Task goal.
Select all lines in the records that include "xlabel".

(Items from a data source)
________
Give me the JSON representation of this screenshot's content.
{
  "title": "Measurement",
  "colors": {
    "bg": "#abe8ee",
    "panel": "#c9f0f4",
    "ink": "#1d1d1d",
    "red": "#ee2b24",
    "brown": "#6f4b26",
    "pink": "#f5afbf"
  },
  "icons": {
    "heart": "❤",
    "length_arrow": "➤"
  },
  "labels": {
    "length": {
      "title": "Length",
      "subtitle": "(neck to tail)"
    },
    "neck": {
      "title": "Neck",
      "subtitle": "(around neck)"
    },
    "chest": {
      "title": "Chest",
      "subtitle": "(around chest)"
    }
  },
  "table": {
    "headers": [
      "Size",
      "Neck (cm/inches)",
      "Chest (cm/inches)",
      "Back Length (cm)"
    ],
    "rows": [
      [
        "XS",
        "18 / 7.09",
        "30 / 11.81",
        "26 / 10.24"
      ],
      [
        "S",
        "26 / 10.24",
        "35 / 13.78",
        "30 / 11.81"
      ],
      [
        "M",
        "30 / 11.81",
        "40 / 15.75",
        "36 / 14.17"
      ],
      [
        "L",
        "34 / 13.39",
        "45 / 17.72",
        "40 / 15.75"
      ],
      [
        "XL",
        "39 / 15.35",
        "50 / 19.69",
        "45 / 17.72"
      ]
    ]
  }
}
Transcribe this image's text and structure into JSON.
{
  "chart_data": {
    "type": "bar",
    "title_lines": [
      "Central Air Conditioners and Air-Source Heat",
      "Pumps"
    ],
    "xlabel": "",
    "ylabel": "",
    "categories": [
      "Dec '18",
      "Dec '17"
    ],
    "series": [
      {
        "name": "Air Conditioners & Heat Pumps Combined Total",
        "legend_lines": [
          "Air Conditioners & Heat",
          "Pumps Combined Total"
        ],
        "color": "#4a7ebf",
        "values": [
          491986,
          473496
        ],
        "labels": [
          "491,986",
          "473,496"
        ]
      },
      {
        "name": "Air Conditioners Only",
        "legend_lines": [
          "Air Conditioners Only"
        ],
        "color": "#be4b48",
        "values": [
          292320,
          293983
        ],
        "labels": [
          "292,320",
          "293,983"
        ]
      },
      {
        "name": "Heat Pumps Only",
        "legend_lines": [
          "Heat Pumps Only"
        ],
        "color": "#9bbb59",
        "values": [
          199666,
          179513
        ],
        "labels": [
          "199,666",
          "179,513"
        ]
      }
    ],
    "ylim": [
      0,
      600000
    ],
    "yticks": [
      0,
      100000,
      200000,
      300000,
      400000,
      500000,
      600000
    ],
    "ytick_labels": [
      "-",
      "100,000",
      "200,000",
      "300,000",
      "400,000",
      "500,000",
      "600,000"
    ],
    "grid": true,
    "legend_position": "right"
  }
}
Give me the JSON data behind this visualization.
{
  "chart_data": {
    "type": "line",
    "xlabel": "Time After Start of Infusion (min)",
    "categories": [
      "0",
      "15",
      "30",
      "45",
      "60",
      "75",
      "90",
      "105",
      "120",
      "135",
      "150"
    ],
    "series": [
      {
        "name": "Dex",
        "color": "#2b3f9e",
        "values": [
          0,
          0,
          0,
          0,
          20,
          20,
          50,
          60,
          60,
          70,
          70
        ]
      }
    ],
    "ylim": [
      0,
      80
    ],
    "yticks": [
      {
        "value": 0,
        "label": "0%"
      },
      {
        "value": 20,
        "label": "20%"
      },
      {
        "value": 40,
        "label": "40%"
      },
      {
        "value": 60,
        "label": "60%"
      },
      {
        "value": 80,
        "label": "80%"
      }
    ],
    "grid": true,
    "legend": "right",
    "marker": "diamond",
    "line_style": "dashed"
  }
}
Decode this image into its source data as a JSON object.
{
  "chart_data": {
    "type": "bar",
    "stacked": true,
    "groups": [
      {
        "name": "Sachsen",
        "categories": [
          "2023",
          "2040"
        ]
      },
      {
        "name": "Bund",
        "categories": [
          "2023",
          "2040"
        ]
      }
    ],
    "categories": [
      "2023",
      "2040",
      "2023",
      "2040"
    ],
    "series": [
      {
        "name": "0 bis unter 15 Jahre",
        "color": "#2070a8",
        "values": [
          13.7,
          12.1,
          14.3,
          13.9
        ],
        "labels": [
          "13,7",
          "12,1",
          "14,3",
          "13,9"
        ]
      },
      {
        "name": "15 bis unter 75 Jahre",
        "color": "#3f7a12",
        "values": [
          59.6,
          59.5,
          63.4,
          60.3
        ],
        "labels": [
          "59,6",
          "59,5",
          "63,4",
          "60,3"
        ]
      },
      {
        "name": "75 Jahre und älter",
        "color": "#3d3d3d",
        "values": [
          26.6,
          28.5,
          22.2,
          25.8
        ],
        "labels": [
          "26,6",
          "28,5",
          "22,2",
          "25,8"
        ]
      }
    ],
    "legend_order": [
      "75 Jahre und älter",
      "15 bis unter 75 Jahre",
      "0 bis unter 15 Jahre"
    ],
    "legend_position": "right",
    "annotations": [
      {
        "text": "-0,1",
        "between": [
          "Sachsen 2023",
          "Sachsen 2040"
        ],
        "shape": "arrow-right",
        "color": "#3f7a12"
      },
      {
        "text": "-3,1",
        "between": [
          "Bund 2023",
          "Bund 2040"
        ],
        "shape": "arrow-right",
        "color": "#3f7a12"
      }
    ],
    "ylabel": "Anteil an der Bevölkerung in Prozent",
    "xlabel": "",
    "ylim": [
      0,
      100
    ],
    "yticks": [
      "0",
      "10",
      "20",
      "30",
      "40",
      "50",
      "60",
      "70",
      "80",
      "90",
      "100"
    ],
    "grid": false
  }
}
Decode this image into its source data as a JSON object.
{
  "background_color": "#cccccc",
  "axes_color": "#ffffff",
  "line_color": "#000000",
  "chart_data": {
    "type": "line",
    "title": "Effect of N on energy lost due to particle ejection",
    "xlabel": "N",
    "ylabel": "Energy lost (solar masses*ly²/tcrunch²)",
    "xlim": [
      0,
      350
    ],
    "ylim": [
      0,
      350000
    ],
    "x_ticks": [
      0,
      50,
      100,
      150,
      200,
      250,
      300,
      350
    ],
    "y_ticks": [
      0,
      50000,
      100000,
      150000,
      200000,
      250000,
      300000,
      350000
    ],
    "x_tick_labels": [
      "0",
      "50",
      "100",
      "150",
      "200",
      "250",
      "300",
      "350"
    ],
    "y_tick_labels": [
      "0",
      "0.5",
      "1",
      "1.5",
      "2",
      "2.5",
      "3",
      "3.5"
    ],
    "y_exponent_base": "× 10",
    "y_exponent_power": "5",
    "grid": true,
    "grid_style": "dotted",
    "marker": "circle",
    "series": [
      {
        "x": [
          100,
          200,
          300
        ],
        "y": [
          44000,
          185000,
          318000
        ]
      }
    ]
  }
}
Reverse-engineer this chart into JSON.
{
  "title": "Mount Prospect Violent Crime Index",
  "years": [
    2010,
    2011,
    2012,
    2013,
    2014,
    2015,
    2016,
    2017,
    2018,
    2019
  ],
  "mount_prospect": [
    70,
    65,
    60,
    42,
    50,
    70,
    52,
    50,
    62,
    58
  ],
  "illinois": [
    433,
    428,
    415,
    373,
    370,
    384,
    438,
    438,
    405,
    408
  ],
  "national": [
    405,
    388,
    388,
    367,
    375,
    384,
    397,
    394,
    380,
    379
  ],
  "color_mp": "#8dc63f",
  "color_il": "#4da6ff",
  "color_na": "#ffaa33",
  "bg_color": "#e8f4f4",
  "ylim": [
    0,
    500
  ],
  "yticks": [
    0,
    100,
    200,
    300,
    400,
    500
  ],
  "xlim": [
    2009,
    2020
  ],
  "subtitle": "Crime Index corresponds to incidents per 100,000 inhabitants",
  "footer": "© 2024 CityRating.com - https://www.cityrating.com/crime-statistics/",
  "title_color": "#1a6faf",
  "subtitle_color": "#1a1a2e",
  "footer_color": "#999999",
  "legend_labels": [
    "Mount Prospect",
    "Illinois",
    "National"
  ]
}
________
In response.
    "xlabel": "",
    "xlabel": "Time After Start of Infusion (min)",
    "xlabel": "",
    "xlabel": "N",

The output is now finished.